• _YOUR TASK_: How many lines in the records below contain the string "opengl"? Reply with the number alone.

Stored dataset records
* * * * * * *

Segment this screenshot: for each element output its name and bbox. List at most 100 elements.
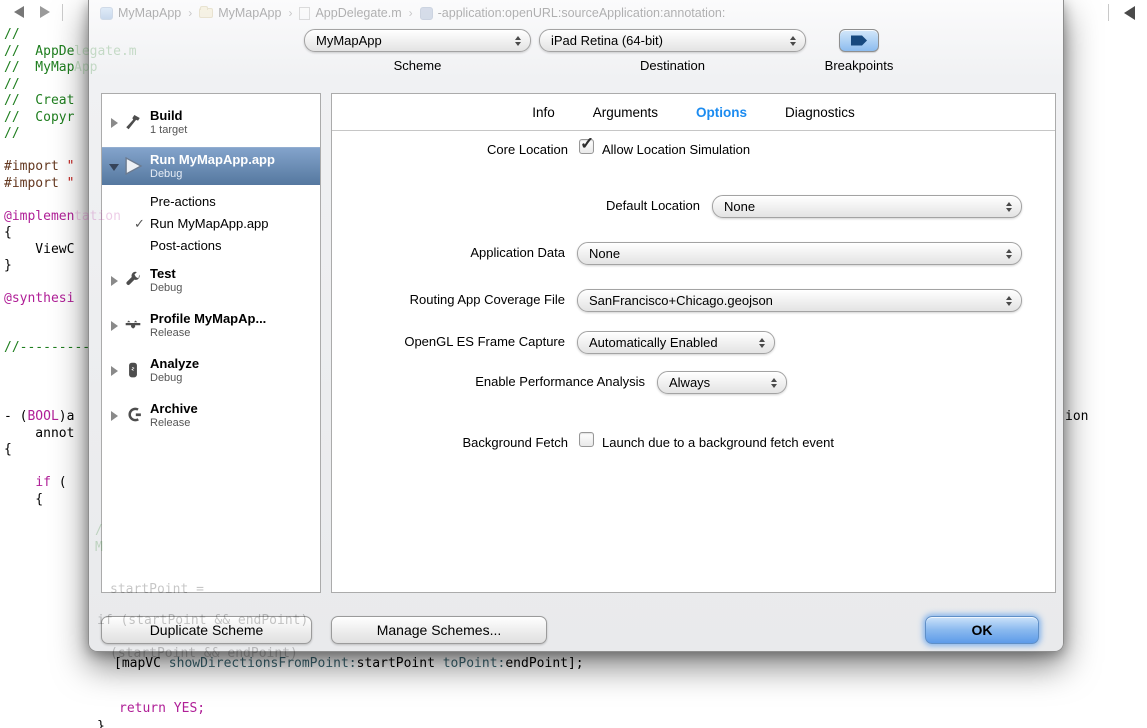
code-line: // AppDe bbox=[4, 43, 74, 60]
wrench-icon bbox=[122, 269, 144, 291]
method-icon bbox=[420, 7, 433, 20]
disclosure-triangle-icon[interactable] bbox=[111, 276, 118, 286]
default-location-value: None bbox=[724, 199, 755, 214]
sidebar-item-title: Analyze bbox=[150, 356, 199, 371]
breadcrumb-label: MyMapApp bbox=[218, 6, 281, 20]
jumpbar-separator bbox=[1108, 4, 1109, 21]
tab-diagnostics[interactable]: Diagnostics bbox=[785, 105, 855, 120]
breadcrumb-item-file[interactable]: AppDelegate.m bbox=[299, 6, 401, 20]
code-line: // bbox=[4, 26, 20, 43]
destination-value: iPad Retina (64-bit) bbox=[551, 33, 663, 48]
sidebar-item-title: Archive bbox=[150, 401, 198, 416]
breadcrumb-label: -application:openURL:sourceApplication:a… bbox=[438, 6, 726, 20]
sidebar-item-subtitle: Release bbox=[150, 327, 266, 339]
sidebar-item-post-actions[interactable]: Post-actions bbox=[150, 238, 222, 253]
file-icon bbox=[299, 7, 310, 20]
forward-arrow-icon[interactable] bbox=[40, 6, 50, 18]
scheme-select[interactable]: MyMapApp bbox=[304, 29, 531, 52]
default-location-label: Default Location bbox=[606, 198, 700, 213]
allow-location-label: Allow Location Simulation bbox=[602, 142, 750, 157]
default-location-select[interactable]: None bbox=[712, 195, 1022, 218]
sidebar-item-archive[interactable]: ArchiveRelease bbox=[102, 397, 320, 435]
sidebar-item-test[interactable]: TestDebug bbox=[102, 262, 320, 300]
background-fetch-label: Background Fetch bbox=[462, 435, 568, 450]
caliper-icon bbox=[122, 314, 144, 336]
checkmark-icon: ✓ bbox=[580, 134, 594, 154]
hammer-icon bbox=[122, 111, 144, 133]
scheme-actions-sidebar: Build1 target Run MyMapApp.appDebug Pre-… bbox=[101, 93, 321, 593]
sidebar-item-pre-actions[interactable]: Pre-actions bbox=[150, 194, 216, 209]
sidebar-item-build[interactable]: Build1 target bbox=[102, 104, 320, 142]
background-fetch-checkbox[interactable]: ✓ bbox=[579, 432, 594, 447]
disclosure-triangle-icon[interactable] bbox=[109, 164, 119, 171]
code-line: { bbox=[4, 491, 43, 508]
app-icon bbox=[100, 7, 113, 20]
breadcrumb-label: AppDelegate.m bbox=[315, 6, 401, 20]
routing-file-label: Routing App Coverage File bbox=[410, 292, 565, 307]
routing-file-select[interactable]: SanFrancisco+Chicago.geojson bbox=[577, 289, 1022, 312]
sidebar-item-profile[interactable]: Profile MyMapAp...Release bbox=[102, 307, 320, 345]
updown-arrows-icon bbox=[771, 378, 777, 388]
updown-arrows-icon bbox=[515, 36, 521, 46]
code-line: [mapVC showDirectionsFromPoint:startPoin… bbox=[114, 655, 584, 672]
breadcrumb-label: MyMapApp bbox=[118, 6, 181, 20]
breadcrumb: MyMapApp › MyMapApp › AppDelegate.m › -a… bbox=[100, 4, 725, 22]
code-line: // Creat bbox=[4, 92, 74, 109]
sidebar-item-title: Test bbox=[150, 266, 182, 281]
code-line: } bbox=[97, 718, 105, 728]
disclosure-triangle-icon[interactable] bbox=[111, 118, 118, 128]
scheme-label: Scheme bbox=[304, 58, 531, 73]
code-line: // Copyr bbox=[4, 109, 74, 126]
sidebar-item-subtitle: Debug bbox=[150, 372, 199, 384]
scheme-options-panel: Info Arguments Options Diagnostics Core … bbox=[331, 93, 1056, 593]
manage-schemes-button[interactable]: Manage Schemes... bbox=[331, 616, 547, 644]
folder-icon bbox=[199, 8, 213, 18]
tab-arguments[interactable]: Arguments bbox=[593, 105, 658, 120]
code-line: } bbox=[4, 257, 12, 274]
destination-select[interactable]: iPad Retina (64-bit) bbox=[539, 29, 806, 52]
sidebar-item-run[interactable]: Run MyMapApp.appDebug bbox=[102, 147, 320, 185]
checkmark-icon: ✓ bbox=[134, 216, 145, 232]
sidebar-item-analyze[interactable]: AnalyzeDebug bbox=[102, 352, 320, 390]
performance-analysis-value: Always bbox=[669, 375, 710, 390]
disclosure-triangle-icon[interactable] bbox=[111, 321, 118, 331]
breadcrumb-separator-icon: › bbox=[409, 6, 413, 20]
code-line: if ( bbox=[4, 474, 67, 491]
related-items-icon[interactable] bbox=[1124, 6, 1135, 20]
ok-button[interactable]: OK bbox=[925, 616, 1039, 644]
breadcrumb-item-group[interactable]: MyMapApp bbox=[199, 6, 281, 20]
archive-icon bbox=[122, 404, 144, 426]
sidebar-item-run-child[interactable]: Run MyMapApp.app bbox=[150, 216, 269, 231]
allow-location-checkbox[interactable]: ✓ bbox=[579, 139, 594, 154]
jumpbar-separator bbox=[62, 4, 63, 21]
sidebar-item-title: Build bbox=[150, 108, 187, 123]
updown-arrows-icon bbox=[1006, 296, 1012, 306]
breadcrumb-separator-icon: › bbox=[188, 6, 192, 20]
application-data-select[interactable]: None bbox=[577, 242, 1022, 265]
duplicate-scheme-button[interactable]: Duplicate Scheme bbox=[101, 616, 312, 644]
tab-info[interactable]: Info bbox=[532, 105, 555, 120]
disclosure-triangle-icon[interactable] bbox=[111, 366, 118, 376]
tab-options[interactable]: Options bbox=[696, 105, 747, 120]
performance-analysis-select[interactable]: Always bbox=[657, 371, 787, 394]
sidebar-item-title: Run MyMapApp.app bbox=[150, 152, 275, 167]
opengl-capture-label: OpenGL ES Frame Capture bbox=[404, 334, 565, 349]
opengl-capture-select[interactable]: Automatically Enabled bbox=[577, 331, 775, 354]
breadcrumb-item-method[interactable]: -application:openURL:sourceApplication:a… bbox=[420, 6, 726, 20]
breakpoints-label: Breakpoints bbox=[814, 58, 904, 73]
breadcrumb-item-project[interactable]: MyMapApp bbox=[100, 6, 181, 20]
jump-bar: MyMapApp › MyMapApp › AppDelegate.m › -a… bbox=[0, 0, 1147, 25]
sidebar-item-subtitle: Release bbox=[150, 417, 198, 429]
scheme-value: MyMapApp bbox=[316, 33, 382, 48]
code-line: @synthesi bbox=[4, 290, 74, 307]
disclosure-triangle-icon[interactable] bbox=[111, 411, 118, 421]
back-arrow-icon[interactable] bbox=[14, 6, 24, 18]
code-line: // bbox=[4, 125, 20, 142]
updown-arrows-icon bbox=[759, 338, 765, 348]
code-line: annot bbox=[4, 425, 74, 442]
code-line: { bbox=[4, 441, 12, 458]
analyze-icon bbox=[122, 359, 144, 381]
code-line: #import " bbox=[4, 158, 74, 175]
breakpoints-toggle-button[interactable] bbox=[839, 29, 879, 52]
performance-analysis-label: Enable Performance Analysis bbox=[475, 374, 645, 389]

* * * * * * *

• _RESULT OF THIS EXERCISE_: 2